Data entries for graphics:
•••••
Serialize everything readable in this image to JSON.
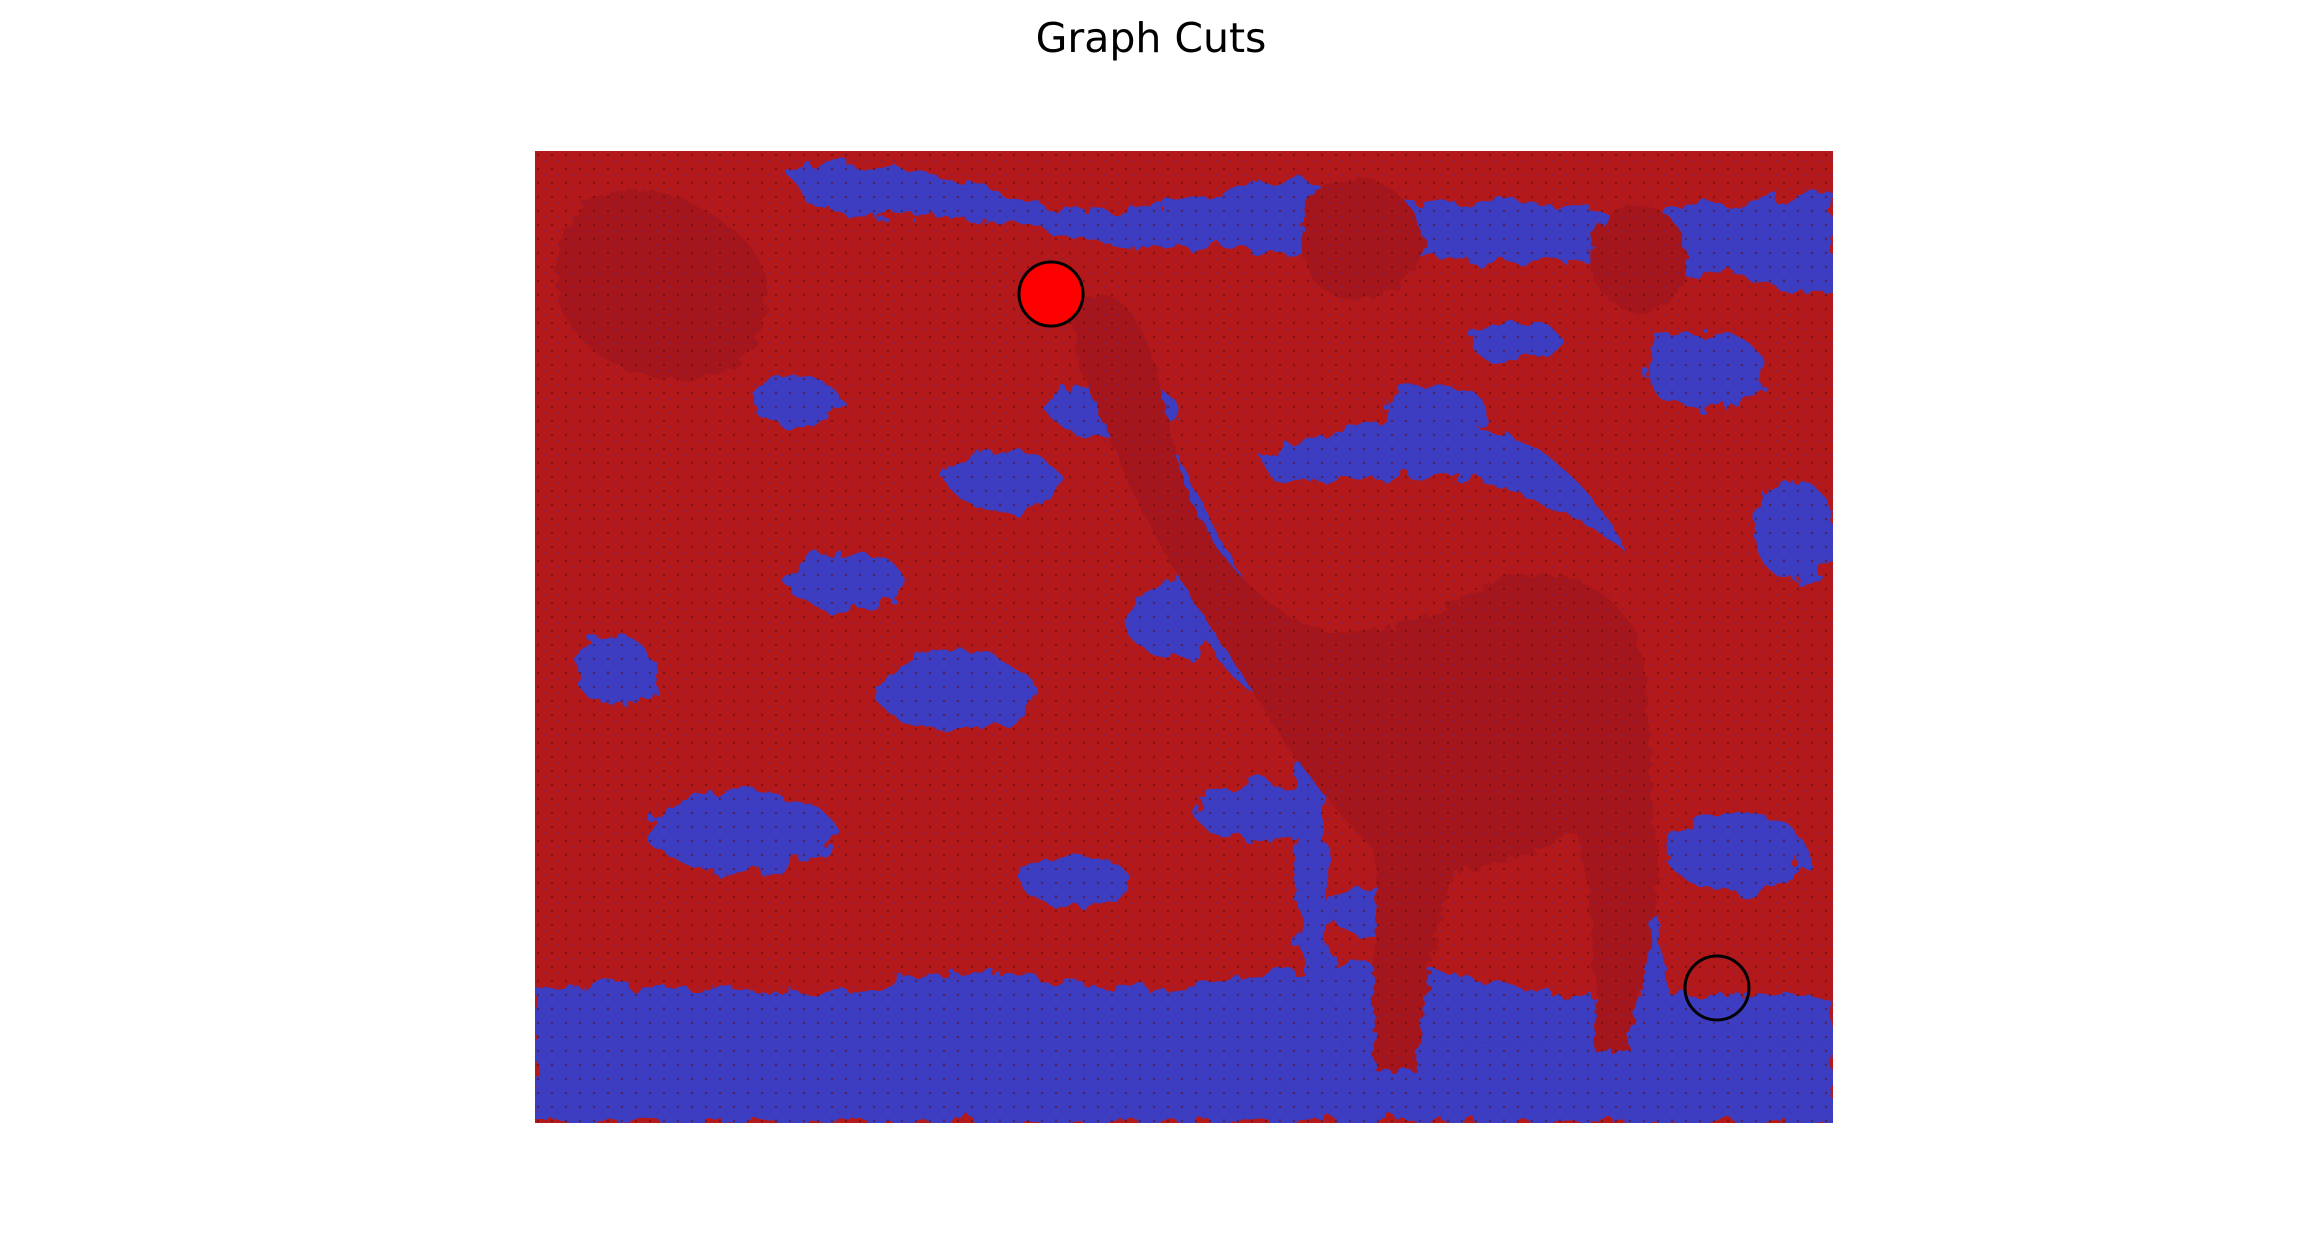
{
  "figure": {
    "title": "Graph Cuts",
    "overlay_colors": {
      "foreground": "#c0161a",
      "background": "#3a3ac8"
    },
    "seed_markers": [
      {
        "name": "foreground-seed",
        "fill": "#ff0000",
        "stroke": "#000000"
      },
      {
        "name": "background-seed",
        "fill": "none",
        "stroke": "#000000"
      }
    ]
  }
}
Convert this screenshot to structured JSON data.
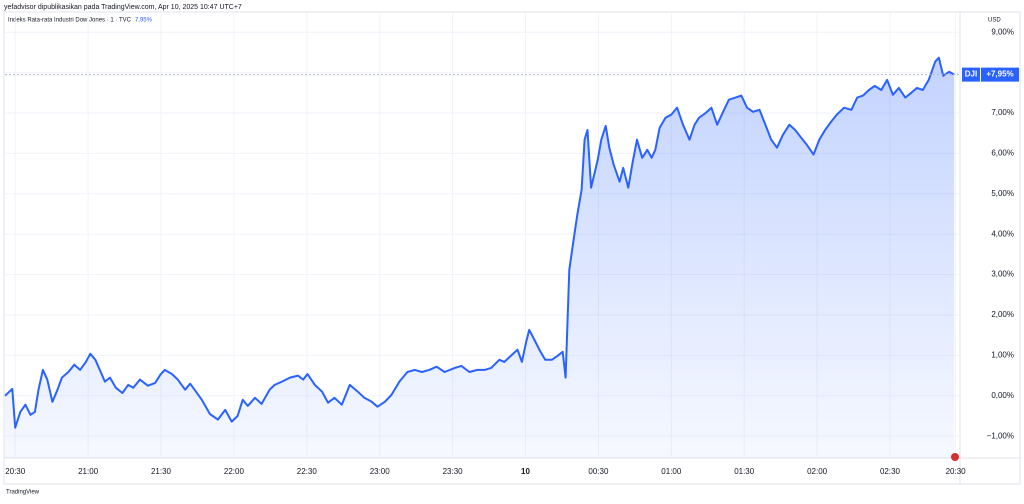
•••••
Given instruction - Reproduce each line of the records exactly, and omit every picture.

Finished answer -
Serialize everything readable in this image to JSON.
{
  "figure": {
    "title": "Graph Cuts",
    "overlay_colors": {
      "foreground": "#c0161a",
      "background": "#3a3ac8"
    },
    "seed_markers": [
      {
        "name": "foreground-seed",
        "fill": "#ff0000",
        "stroke": "#000000"
      },
      {
        "name": "background-seed",
        "fill": "none",
        "stroke": "#000000"
      }
    ]
  }
}
Convert this screenshot to structured JSON data.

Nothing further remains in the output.